━━━━━ Recorded information

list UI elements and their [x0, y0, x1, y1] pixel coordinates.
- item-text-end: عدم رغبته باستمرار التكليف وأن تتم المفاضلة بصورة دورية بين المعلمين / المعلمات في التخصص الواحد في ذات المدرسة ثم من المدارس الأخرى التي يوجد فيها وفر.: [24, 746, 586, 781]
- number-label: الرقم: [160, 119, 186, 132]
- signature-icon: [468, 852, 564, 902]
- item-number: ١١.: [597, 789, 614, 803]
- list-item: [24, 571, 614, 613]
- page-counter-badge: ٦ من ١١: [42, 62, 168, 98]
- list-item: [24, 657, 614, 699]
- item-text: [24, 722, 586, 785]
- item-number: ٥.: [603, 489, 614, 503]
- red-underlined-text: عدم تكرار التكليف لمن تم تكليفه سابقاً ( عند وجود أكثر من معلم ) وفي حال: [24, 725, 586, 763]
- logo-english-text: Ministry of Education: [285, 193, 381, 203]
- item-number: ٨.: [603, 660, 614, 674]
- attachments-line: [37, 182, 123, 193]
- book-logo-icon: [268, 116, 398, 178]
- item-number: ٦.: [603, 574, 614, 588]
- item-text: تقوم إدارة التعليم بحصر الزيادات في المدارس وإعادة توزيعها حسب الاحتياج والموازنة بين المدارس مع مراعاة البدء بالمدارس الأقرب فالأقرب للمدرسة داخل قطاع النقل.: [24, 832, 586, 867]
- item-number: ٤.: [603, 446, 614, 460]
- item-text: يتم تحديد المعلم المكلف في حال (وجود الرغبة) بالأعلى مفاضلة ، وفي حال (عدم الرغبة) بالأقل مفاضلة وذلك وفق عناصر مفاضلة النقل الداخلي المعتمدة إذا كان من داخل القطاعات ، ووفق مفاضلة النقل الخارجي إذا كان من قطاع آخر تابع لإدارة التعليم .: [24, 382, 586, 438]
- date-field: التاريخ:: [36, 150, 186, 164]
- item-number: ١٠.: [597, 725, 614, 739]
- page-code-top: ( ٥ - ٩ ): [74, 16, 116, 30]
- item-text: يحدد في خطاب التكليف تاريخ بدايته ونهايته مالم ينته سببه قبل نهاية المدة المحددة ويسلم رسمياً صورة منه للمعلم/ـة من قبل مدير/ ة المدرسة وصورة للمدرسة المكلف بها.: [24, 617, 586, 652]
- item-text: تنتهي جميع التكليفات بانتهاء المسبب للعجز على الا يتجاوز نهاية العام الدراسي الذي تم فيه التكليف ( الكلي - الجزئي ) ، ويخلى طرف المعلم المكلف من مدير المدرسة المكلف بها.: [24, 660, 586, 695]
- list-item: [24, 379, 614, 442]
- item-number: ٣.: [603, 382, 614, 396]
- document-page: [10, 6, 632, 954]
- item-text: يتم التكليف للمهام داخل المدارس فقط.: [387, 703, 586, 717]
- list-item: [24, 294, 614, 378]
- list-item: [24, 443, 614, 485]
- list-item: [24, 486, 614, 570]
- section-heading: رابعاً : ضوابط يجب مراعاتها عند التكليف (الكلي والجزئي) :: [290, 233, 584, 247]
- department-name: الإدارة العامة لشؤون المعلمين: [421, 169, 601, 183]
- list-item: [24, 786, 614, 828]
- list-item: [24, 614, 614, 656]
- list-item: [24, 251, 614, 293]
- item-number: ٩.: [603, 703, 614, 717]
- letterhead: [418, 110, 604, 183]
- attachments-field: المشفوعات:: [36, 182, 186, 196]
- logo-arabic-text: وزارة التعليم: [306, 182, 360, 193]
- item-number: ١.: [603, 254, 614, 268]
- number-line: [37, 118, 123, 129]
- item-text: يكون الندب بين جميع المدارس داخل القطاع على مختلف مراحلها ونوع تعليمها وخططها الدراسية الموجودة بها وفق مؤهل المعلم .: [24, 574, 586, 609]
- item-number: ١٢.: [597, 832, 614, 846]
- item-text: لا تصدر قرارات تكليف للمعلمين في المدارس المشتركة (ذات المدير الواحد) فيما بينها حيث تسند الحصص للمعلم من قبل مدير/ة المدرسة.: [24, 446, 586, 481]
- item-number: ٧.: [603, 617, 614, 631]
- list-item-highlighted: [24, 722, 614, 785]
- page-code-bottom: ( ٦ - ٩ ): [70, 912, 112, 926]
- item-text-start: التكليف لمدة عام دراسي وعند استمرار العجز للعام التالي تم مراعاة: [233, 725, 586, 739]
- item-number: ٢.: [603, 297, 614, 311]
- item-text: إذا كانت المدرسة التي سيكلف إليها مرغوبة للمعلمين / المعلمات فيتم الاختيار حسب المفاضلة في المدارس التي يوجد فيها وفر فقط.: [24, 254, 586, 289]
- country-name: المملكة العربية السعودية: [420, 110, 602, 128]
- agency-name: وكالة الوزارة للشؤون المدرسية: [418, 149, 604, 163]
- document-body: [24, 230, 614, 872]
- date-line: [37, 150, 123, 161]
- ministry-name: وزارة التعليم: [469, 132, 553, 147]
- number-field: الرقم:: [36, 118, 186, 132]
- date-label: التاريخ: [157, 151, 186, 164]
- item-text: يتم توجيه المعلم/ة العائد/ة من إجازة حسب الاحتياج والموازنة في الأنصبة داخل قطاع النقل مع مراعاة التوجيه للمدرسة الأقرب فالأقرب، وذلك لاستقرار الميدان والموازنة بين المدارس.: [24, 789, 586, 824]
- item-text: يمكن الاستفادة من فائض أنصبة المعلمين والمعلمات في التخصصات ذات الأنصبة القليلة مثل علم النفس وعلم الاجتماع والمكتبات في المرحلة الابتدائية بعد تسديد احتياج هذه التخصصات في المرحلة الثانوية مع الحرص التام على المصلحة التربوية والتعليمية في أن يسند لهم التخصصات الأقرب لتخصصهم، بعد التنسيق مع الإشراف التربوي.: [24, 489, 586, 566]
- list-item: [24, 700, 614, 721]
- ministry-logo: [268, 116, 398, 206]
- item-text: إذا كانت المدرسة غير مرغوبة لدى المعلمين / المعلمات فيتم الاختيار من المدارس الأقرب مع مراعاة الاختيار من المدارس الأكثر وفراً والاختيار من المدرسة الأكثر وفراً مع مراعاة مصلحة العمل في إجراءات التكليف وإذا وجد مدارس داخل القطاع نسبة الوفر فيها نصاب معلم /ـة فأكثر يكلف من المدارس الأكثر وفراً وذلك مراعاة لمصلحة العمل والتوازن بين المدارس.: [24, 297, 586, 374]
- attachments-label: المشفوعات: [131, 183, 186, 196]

━━━━━━━━━━

» **Required task**:
Could you reproduce the items from the first line through the line containing "- item-text-end: عدم", substituting "positions" for "coordinates" and leaving everything else unchanged?

» **Exercise solution**:
list UI elements and their [x0, y0, x1, y1] pixel positions.
- item-text-end: عدم رغبته باستمرار التكليف وأن تتم المفاضلة بصورة دورية بين المعلمين / المعلمات في التخصص الواحد في ذات المدرسة ثم من المدارس الأخرى التي يوجد فيها وفر.: [24, 746, 586, 781]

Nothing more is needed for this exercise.